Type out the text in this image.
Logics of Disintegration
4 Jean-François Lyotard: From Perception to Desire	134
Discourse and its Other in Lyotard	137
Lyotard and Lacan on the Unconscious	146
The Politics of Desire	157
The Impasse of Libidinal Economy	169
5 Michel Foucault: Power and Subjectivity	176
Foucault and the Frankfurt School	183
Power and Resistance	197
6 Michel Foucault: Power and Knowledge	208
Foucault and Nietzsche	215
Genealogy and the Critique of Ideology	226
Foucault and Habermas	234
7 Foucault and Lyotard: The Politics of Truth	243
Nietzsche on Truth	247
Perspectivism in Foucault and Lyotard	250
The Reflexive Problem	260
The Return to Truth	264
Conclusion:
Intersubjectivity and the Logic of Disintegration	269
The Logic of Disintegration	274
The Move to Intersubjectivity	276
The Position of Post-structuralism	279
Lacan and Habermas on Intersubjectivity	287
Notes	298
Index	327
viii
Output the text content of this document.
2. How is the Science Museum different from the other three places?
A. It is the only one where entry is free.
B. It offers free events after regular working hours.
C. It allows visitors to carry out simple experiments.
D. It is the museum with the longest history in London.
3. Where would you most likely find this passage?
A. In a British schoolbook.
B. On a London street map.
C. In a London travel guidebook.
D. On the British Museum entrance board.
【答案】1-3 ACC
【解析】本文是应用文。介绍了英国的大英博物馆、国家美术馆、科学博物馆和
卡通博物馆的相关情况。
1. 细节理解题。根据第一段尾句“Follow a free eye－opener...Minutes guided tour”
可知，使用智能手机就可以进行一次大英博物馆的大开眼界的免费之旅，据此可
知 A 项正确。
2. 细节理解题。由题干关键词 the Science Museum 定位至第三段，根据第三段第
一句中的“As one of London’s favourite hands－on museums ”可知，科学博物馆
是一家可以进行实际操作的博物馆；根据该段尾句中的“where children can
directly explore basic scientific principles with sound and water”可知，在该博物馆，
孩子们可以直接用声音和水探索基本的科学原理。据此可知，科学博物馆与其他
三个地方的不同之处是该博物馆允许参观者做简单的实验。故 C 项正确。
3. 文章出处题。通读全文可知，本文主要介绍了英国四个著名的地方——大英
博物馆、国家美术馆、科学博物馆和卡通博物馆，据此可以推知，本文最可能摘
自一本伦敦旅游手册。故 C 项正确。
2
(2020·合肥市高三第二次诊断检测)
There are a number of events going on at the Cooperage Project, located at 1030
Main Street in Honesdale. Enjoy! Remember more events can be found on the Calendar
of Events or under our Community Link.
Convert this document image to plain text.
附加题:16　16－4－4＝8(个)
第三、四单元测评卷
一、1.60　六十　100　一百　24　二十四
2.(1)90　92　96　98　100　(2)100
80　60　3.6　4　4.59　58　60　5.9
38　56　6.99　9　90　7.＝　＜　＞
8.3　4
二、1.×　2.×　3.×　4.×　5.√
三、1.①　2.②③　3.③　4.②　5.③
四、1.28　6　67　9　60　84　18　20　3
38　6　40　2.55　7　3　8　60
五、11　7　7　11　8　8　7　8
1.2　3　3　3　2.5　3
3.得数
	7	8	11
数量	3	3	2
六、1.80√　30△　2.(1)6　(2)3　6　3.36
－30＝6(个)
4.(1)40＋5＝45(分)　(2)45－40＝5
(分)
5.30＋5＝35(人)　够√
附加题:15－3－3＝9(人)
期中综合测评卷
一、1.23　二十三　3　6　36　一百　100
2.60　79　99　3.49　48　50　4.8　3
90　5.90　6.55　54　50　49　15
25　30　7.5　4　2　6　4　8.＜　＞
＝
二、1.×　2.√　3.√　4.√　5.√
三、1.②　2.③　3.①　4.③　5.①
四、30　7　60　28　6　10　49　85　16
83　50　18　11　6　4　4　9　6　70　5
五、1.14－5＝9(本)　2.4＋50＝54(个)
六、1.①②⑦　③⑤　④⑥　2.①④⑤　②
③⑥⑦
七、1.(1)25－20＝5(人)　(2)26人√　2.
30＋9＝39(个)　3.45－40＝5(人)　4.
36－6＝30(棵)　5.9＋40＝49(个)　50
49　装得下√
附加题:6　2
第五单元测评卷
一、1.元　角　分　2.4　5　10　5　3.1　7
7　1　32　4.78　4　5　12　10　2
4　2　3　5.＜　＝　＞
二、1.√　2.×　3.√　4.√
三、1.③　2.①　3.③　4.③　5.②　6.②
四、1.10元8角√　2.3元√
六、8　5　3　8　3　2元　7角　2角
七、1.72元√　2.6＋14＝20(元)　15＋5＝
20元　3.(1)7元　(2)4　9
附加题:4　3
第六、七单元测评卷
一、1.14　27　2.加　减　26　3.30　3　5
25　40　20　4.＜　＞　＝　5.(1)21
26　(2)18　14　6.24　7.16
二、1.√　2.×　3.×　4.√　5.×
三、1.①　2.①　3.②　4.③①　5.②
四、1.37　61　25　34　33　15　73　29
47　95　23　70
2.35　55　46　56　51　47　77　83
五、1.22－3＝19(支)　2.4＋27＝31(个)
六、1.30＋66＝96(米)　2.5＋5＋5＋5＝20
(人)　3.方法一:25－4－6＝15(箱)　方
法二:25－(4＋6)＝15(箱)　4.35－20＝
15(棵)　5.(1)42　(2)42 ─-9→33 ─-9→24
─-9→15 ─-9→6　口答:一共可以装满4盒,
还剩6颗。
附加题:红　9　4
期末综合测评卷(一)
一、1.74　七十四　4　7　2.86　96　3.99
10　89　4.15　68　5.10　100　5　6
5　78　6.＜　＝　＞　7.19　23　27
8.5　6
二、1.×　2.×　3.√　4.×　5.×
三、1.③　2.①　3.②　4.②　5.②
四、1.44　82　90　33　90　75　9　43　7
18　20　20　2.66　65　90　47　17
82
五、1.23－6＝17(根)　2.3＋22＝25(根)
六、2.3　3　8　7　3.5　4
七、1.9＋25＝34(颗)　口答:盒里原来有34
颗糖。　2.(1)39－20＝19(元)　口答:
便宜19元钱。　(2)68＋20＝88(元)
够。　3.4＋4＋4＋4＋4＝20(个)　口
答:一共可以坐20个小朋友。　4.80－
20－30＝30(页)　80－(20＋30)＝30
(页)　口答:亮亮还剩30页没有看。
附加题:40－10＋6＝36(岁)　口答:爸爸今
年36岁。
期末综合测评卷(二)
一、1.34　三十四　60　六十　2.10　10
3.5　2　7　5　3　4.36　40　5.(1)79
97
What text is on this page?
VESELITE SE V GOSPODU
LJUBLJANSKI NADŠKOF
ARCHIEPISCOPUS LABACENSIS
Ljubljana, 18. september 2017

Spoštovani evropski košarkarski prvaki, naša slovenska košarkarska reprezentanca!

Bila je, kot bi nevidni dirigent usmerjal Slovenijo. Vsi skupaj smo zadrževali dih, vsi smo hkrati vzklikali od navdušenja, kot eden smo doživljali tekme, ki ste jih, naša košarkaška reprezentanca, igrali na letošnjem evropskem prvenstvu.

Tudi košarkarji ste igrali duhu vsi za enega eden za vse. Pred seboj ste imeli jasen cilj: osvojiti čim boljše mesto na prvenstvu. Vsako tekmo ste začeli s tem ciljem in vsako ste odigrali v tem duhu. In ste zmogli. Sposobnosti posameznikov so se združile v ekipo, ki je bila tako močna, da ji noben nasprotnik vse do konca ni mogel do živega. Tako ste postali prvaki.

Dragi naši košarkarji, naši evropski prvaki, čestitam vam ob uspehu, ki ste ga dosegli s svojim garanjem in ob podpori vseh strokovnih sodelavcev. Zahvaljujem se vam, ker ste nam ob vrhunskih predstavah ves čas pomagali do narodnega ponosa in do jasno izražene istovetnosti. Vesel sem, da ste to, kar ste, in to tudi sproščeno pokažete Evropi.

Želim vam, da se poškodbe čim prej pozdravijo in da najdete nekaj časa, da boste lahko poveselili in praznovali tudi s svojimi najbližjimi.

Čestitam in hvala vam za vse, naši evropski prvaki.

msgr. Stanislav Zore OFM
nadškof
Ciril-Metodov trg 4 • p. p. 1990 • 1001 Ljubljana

Written problem: Go through the listing above line by line and say how many lines hold the word "Lyotard". Reply with that number only.

Solution for this exercise: 5